## GOAL
Return each entry exactly, omitting nothing.

## GIVEN ENTRIES
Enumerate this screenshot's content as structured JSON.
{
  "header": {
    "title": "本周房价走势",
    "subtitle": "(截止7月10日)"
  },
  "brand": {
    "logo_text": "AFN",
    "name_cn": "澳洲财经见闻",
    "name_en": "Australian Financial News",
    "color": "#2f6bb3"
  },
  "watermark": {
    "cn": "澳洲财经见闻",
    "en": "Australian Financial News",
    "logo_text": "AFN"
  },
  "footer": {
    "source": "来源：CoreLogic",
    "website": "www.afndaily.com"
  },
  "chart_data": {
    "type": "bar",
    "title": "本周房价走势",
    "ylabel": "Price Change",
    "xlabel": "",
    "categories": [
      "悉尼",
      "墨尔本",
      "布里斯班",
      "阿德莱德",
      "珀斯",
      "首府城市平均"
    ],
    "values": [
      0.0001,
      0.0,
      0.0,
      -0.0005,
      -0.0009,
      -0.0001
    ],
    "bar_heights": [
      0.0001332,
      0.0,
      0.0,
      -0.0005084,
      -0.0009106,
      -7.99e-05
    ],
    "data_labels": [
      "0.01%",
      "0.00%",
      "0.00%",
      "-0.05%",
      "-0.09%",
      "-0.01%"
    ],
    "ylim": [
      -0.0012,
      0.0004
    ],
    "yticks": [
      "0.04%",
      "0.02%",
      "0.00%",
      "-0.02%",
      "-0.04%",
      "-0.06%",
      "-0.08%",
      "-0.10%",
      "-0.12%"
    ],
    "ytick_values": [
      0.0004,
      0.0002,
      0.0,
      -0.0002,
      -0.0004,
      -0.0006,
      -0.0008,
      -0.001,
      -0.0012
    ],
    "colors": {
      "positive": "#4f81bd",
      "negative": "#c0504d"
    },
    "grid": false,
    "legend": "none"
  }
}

## RIGHT ANSWER
Enumerate this screenshot's content as structured JSON.
{
  "header": {
    "title": "本周房价走势",
    "subtitle": "(截止7月10日)"
  },
  "brand": {
    "logo_text": "AFN",
    "name_cn": "澳洲财经见闻",
    "name_en": "Australian Financial News",
    "color": "#2f6bb3"
  },
  "watermark": {
    "cn": "澳洲财经见闻",
    "en": "Australian Financial News",
    "logo_text": "AFN"
  },
  "footer": {
    "source": "来源：CoreLogic",
    "website": "www.afndaily.com"
  },
  "chart_data": {
    "type": "bar",
    "title": "本周房价走势",
    "ylabel": "Price Change",
    "xlabel": "",
    "categories": [
      "悉尼",
      "墨尔本",
      "布里斯班",
      "阿德莱德",
      "珀斯",
      "首府城市平均"
    ],
    "values": [
      0.0001,
      0.0,
      0.0,
      -0.0005,
      -0.0009,
      -0.0001
    ],
    "bar_heights": [
      0.0001332,
      0.0,
      0.0,
      -0.0005084,
      -0.0009106,
      -7.99e-05
    ],
    "data_labels": [
      "0.01%",
      "0.00%",
      "0.00%",
      "-0.05%",
      "-0.09%",
      "-0.01%"
    ],
    "ylim": [
      -0.0012,
      0.0004
    ],
    "yticks": [
      "0.04%",
      "0.02%",
      "0.00%",
      "-0.02%",
      "-0.04%",
      "-0.06%",
      "-0.08%",
      "-0.10%",
      "-0.12%"
    ],
    "ytick_values": [
      0.0004,
      0.0002,
      0.0,
      -0.0002,
      -0.0004,
      -0.0006,
      -0.0008,
      -0.001,
      -0.0012
    ],
    "colors": {
      "positive": "#4f81bd",
      "negative": "#c0504d"
    },
    "grid": false,
    "legend": "none"
  }
}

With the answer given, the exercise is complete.